= PROBLEM TO WORK ON =
Copy all the entries word for word, but omit the pictures.

======== EXERCISE MATERIAL

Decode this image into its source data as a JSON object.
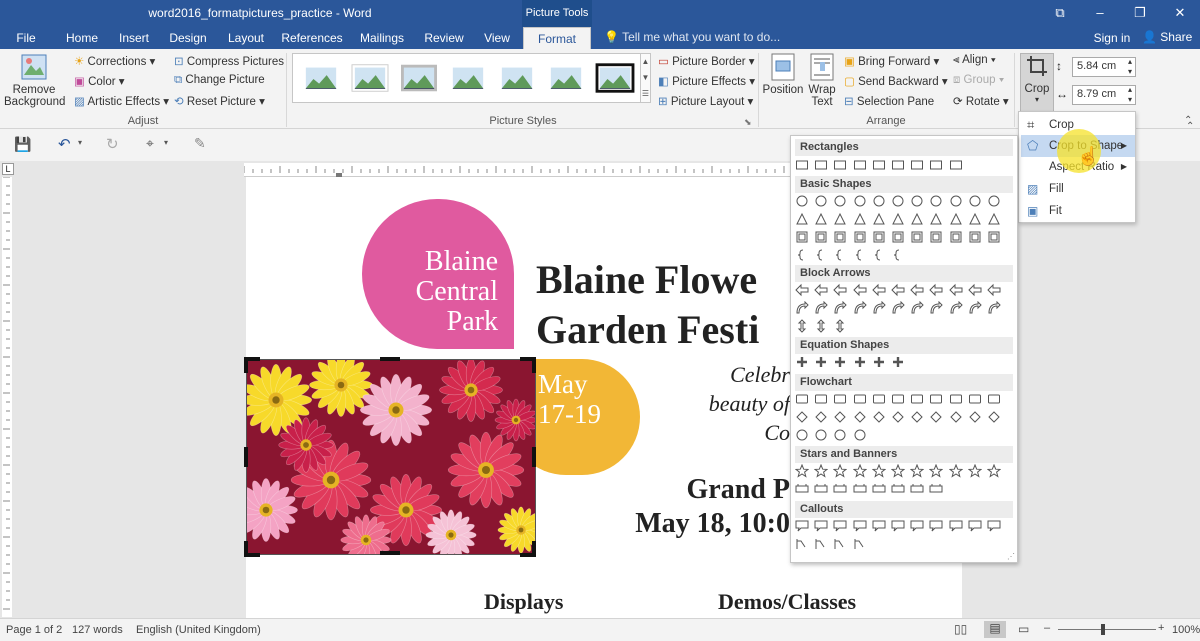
{
  "window": {
    "title": "word2016_formatpictures_practice - Word",
    "context_tab": "Picture Tools",
    "minimize": "–",
    "restore": "❐",
    "close": "✕",
    "ribbon_options": "⧉"
  },
  "tabs": {
    "file": "File",
    "home": "Home",
    "insert": "Insert",
    "design": "Design",
    "layout": "Layout",
    "references": "References",
    "mailings": "Mailings",
    "review": "Review",
    "view": "View",
    "format": "Format",
    "tellme": "Tell me what you want to do...",
    "signin": "Sign in",
    "share": "Share"
  },
  "ribbon": {
    "adjust": {
      "remove_bg_line1": "Remove",
      "remove_bg_line2": "Background",
      "corrections": "Corrections",
      "color": "Color",
      "artistic": "Artistic Effects",
      "compress": "Compress Pictures",
      "change": "Change Picture",
      "reset": "Reset Picture",
      "group": "Adjust"
    },
    "styles": {
      "group": "Picture Styles",
      "border": "Picture Border",
      "effects": "Picture Effects",
      "layout": "Picture Layout"
    },
    "arrange": {
      "position": "Position",
      "wrap_line1": "Wrap",
      "wrap_line2": "Text",
      "bring_forward": "Bring Forward",
      "send_backward": "Send Backward",
      "selection_pane": "Selection Pane",
      "align": "Align",
      "group_btn": "Group",
      "rotate": "Rotate",
      "group": "Arrange"
    },
    "size": {
      "crop": "Crop",
      "height": "5.84 cm",
      "width": "8.79 cm"
    }
  },
  "crop_menu": {
    "crop": "Crop",
    "crop_to_shape": "Crop to Shape",
    "aspect_ratio": "Aspect Ratio",
    "fill": "Fill",
    "fit": "Fit"
  },
  "shapes": {
    "rectangles": "Rectangles",
    "basic": "Basic Shapes",
    "block_arrows": "Block Arrows",
    "equation": "Equation Shapes",
    "flowchart": "Flowchart",
    "stars": "Stars and Banners",
    "callouts": "Callouts"
  },
  "document": {
    "circle1_line1": "Blaine",
    "circle1_line2": "Central",
    "circle1_line3": "Park",
    "circle2_line1": "May",
    "circle2_line2": "17-19",
    "heading_line1": "Blaine Flowe",
    "heading_line2": "Garden Festi",
    "italic_line1": "Celebr",
    "italic_line2": "beauty of",
    "italic_line3": "Co",
    "grand_line1": "Grand P",
    "grand_line2": "May 18, 10:0",
    "col1": "Displays",
    "col2": "Demos/Classes"
  },
  "status": {
    "page": "Page 1 of 2",
    "words": "127 words",
    "language": "English (United Kingdom)",
    "zoom": "100%"
  },
  "colors": {
    "brand": "#2b579a",
    "pink": "#e05a9f",
    "gold": "#f2b736",
    "cursor_highlight": "#f5e12a"
  }
}
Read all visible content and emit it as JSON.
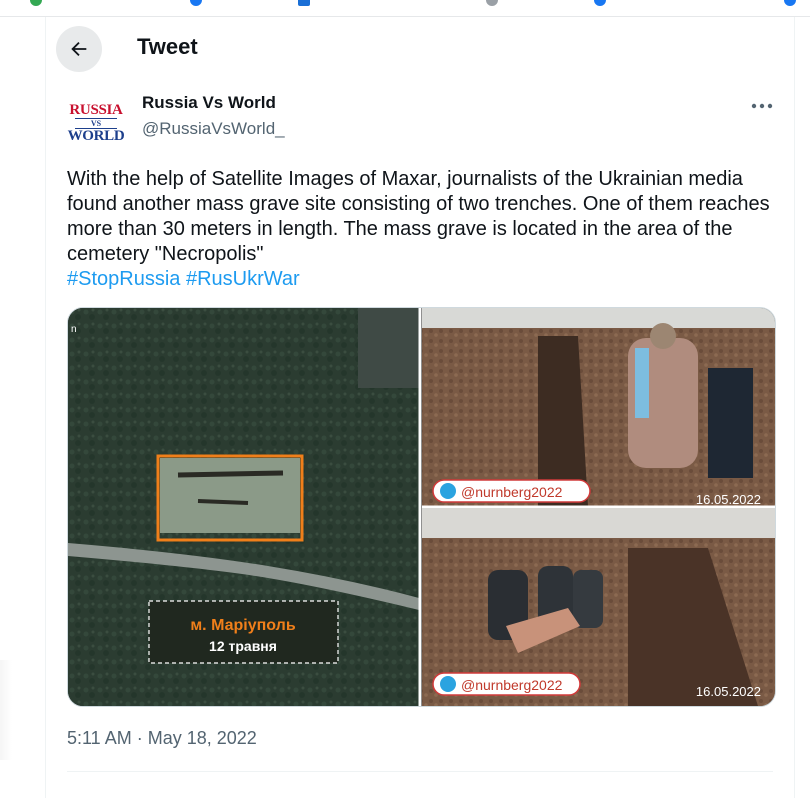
{
  "header": {
    "title": "Tweet"
  },
  "author": {
    "name": "Russia Vs World",
    "handle": "@RussiaVsWorld_",
    "avatar": {
      "line1": "RUSSIA",
      "line2": "VS",
      "line3": "WORLD"
    }
  },
  "tweet": {
    "text": "With the help of Satellite Images of Maxar, journalists of the Ukrainian media found another mass grave site consisting of two trenches. One of them reaches more than 30 meters in length. The mass grave is located in the area of the cemetery \"Necropolis\"",
    "hashtags": [
      "#StopRussia",
      "#RusUkrWar"
    ],
    "timestamp": "5:11 AM · May 18, 2022"
  },
  "media": {
    "satellite": {
      "city": "м. Маріуполь",
      "date": "12 травня",
      "corner_mark": "n"
    },
    "photo_top": {
      "watermark": "@nurnberg2022",
      "date": "16.05.2022"
    },
    "photo_bottom": {
      "watermark": "@nurnberg2022",
      "date": "16.05.2022"
    }
  },
  "colors": {
    "accent": "#1d9bf0",
    "text": "#0f1419",
    "muted": "#536471",
    "highlight_box": "#f07f1a"
  }
}
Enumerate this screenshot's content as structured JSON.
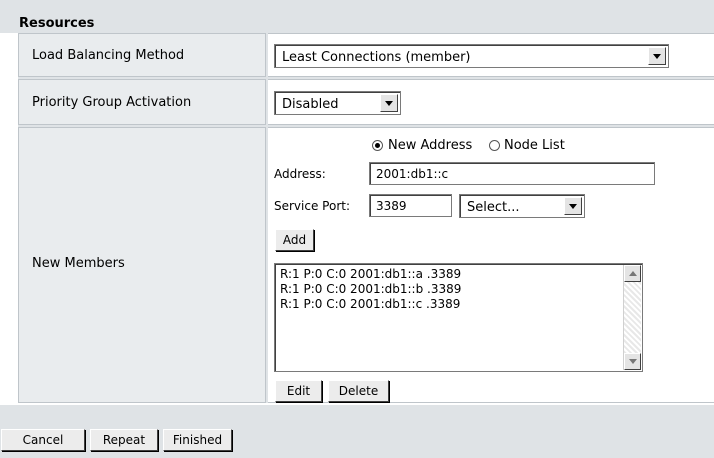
{
  "section": {
    "title": "Resources"
  },
  "rows": {
    "load_balancing": {
      "label": "Load Balancing Method",
      "value": "Least Connections (member)"
    },
    "priority_group": {
      "label": "Priority Group Activation",
      "value": "Disabled"
    },
    "new_members": {
      "label": "New Members",
      "radio_new_address": "New Address",
      "radio_node_list": "Node List",
      "selected_radio": "New Address",
      "address_label": "Address:",
      "address_value": "2001:db1::c",
      "service_port_label": "Service Port:",
      "service_port_value": "3389",
      "service_select_value": "Select...",
      "add_button": "Add",
      "members": [
        "R:1 P:0 C:0 2001:db1::a .3389",
        "R:1 P:0 C:0 2001:db1::b .3389",
        "R:1 P:0 C:0 2001:db1::c .3389"
      ],
      "edit_button": "Edit",
      "delete_button": "Delete"
    }
  },
  "footer": {
    "cancel_button": "Cancel",
    "repeat_button": "Repeat",
    "finished_button": "Finished"
  }
}
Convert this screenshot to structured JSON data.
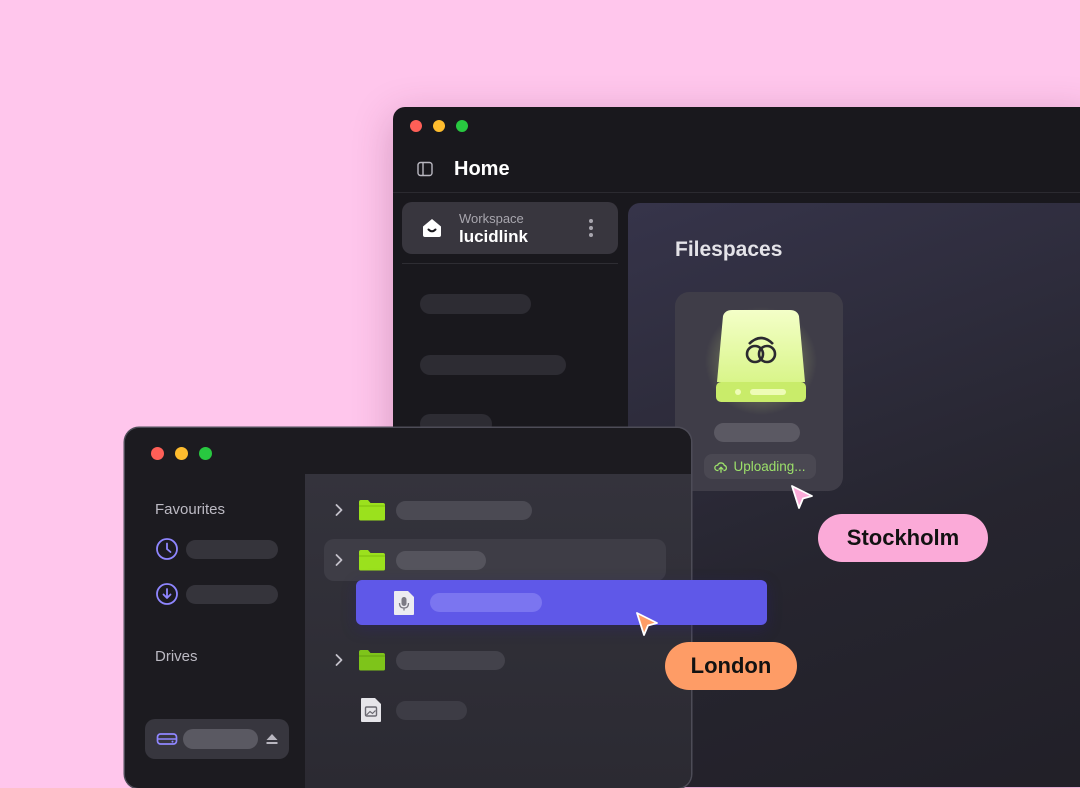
{
  "back_window": {
    "title": "Home",
    "workspace": {
      "label": "Workspace",
      "name": "lucidlink"
    },
    "filespaces": {
      "title": "Filespaces",
      "card": {
        "status": "Uploading..."
      }
    }
  },
  "front_window": {
    "sidebar": {
      "favourites_label": "Favourites",
      "drives_label": "Drives"
    }
  },
  "cursors": {
    "stockholm": {
      "name": "Stockholm",
      "color": "#fbaad8"
    },
    "london": {
      "name": "London",
      "color": "#fe9c66"
    }
  },
  "colors": {
    "background": "#ffc6ec",
    "drag_highlight": "#5f58e8",
    "folder": "#9be11d",
    "accent_icon": "#8f86ff",
    "upload_text": "#9ce06a"
  }
}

================

= WORKED SOLUTION =
Decode this image into its source data as a JSON object.
{
  "window": {
    "title": "word2016_formatpictures_practice - Word",
    "context_tab": "Picture Tools",
    "minimize": "–",
    "restore": "❐",
    "close": "✕",
    "ribbon_options": "⧉"
  },
  "tabs": {
    "file": "File",
    "home": "Home",
    "insert": "Insert",
    "design": "Design",
    "layout": "Layout",
    "references": "References",
    "mailings": "Mailings",
    "review": "Review",
    "view": "View",
    "format": "Format",
    "tellme": "Tell me what you want to do...",
    "signin": "Sign in",
    "share": "Share"
  },
  "ribbon": {
    "adjust": {
      "remove_bg_line1": "Remove",
      "remove_bg_line2": "Background",
      "corrections": "Corrections",
      "color": "Color",
      "artistic": "Artistic Effects",
      "compress": "Compress Pictures",
      "change": "Change Picture",
      "reset": "Reset Picture",
      "group": "Adjust"
    },
    "styles": {
      "group": "Picture Styles",
      "border": "Picture Border",
      "effects": "Picture Effects",
      "layout": "Picture Layout"
    },
    "arrange": {
      "position": "Position",
      "wrap_line1": "Wrap",
      "wrap_line2": "Text",
      "bring_forward": "Bring Forward",
      "send_backward": "Send Backward",
      "selection_pane": "Selection Pane",
      "align": "Align",
      "group_btn": "Group",
      "rotate": "Rotate",
      "group": "Arrange"
    },
    "size": {
      "crop": "Crop",
      "height": "5.84 cm",
      "width": "8.79 cm"
    }
  },
  "crop_menu": {
    "crop": "Crop",
    "crop_to_shape": "Crop to Shape",
    "aspect_ratio": "Aspect Ratio",
    "fill": "Fill",
    "fit": "Fit"
  },
  "shapes": {
    "rectangles": "Rectangles",
    "basic": "Basic Shapes",
    "block_arrows": "Block Arrows",
    "equation": "Equation Shapes",
    "flowchart": "Flowchart",
    "stars": "Stars and Banners",
    "callouts": "Callouts"
  },
  "document": {
    "circle1_line1": "Blaine",
    "circle1_line2": "Central",
    "circle1_line3": "Park",
    "circle2_line1": "May",
    "circle2_line2": "17-19",
    "heading_line1": "Blaine Flowe",
    "heading_line2": "Garden Festi",
    "italic_line1": "Celebr",
    "italic_line2": "beauty of",
    "italic_line3": "Co",
    "grand_line1": "Grand P",
    "grand_line2": "May 18, 10:0",
    "col1": "Displays",
    "col2": "Demos/Classes"
  },
  "status": {
    "page": "Page 1 of 2",
    "words": "127 words",
    "language": "English (United Kingdom)",
    "zoom": "100%"
  },
  "colors": {
    "brand": "#2b579a",
    "pink": "#e05a9f",
    "gold": "#f2b736",
    "cursor_highlight": "#f5e12a"
  }
}
Read all visible content and emit it as JSON.
{
  "header": {
    "title": "Tweet"
  },
  "author": {
    "name": "Russia Vs World",
    "handle": "@RussiaVsWorld_",
    "avatar": {
      "line1": "RUSSIA",
      "line2": "VS",
      "line3": "WORLD"
    }
  },
  "tweet": {
    "text": "With the help of Satellite Images of Maxar, journalists of the Ukrainian media found another mass grave site consisting of two trenches. One of them reaches more than 30 meters in length. The mass grave is located in the area of the cemetery \"Necropolis\"",
    "hashtags": [
      "#StopRussia",
      "#RusUkrWar"
    ],
    "timestamp": "5:11 AM · May 18, 2022"
  },
  "media": {
    "satellite": {
      "city": "м. Маріуполь",
      "date": "12 травня",
      "corner_mark": "n"
    },
    "photo_top": {
      "watermark": "@nurnberg2022",
      "date": "16.05.2022"
    },
    "photo_bottom": {
      "watermark": "@nurnberg2022",
      "date": "16.05.2022"
    }
  },
  "colors": {
    "accent": "#1d9bf0",
    "text": "#0f1419",
    "muted": "#536471",
    "highlight_box": "#f07f1a"
  }
}
Enumerate this screenshot's content as structured JSON.
{
  "section": {
    "title": "Resources"
  },
  "rows": {
    "load_balancing": {
      "label": "Load Balancing Method",
      "value": "Least Connections (member)"
    },
    "priority_group": {
      "label": "Priority Group Activation",
      "value": "Disabled"
    },
    "new_members": {
      "label": "New Members",
      "radio_new_address": "New Address",
      "radio_node_list": "Node List",
      "selected_radio": "New Address",
      "address_label": "Address:",
      "address_value": "2001:db1::c",
      "service_port_label": "Service Port:",
      "service_port_value": "3389",
      "service_select_value": "Select...",
      "add_button": "Add",
      "members": [
        "R:1 P:0 C:0 2001:db1::a .3389",
        "R:1 P:0 C:0 2001:db1::b .3389",
        "R:1 P:0 C:0 2001:db1::c .3389"
      ],
      "edit_button": "Edit",
      "delete_button": "Delete"
    }
  },
  "footer": {
    "cancel_button": "Cancel",
    "repeat_button": "Repeat",
    "finished_button": "Finished"
  }
}
Convert this screenshot to structured JSON data.
{
  "back_window": {
    "title": "Home",
    "workspace": {
      "label": "Workspace",
      "name": "lucidlink"
    },
    "filespaces": {
      "title": "Filespaces",
      "card": {
        "status": "Uploading..."
      }
    }
  },
  "front_window": {
    "sidebar": {
      "favourites_label": "Favourites",
      "drives_label": "Drives"
    }
  },
  "cursors": {
    "stockholm": {
      "name": "Stockholm",
      "color": "#fbaad8"
    },
    "london": {
      "name": "London",
      "color": "#fe9c66"
    }
  },
  "colors": {
    "background": "#ffc6ec",
    "drag_highlight": "#5f58e8",
    "folder": "#9be11d",
    "accent_icon": "#8f86ff",
    "upload_text": "#9ce06a"
  }
}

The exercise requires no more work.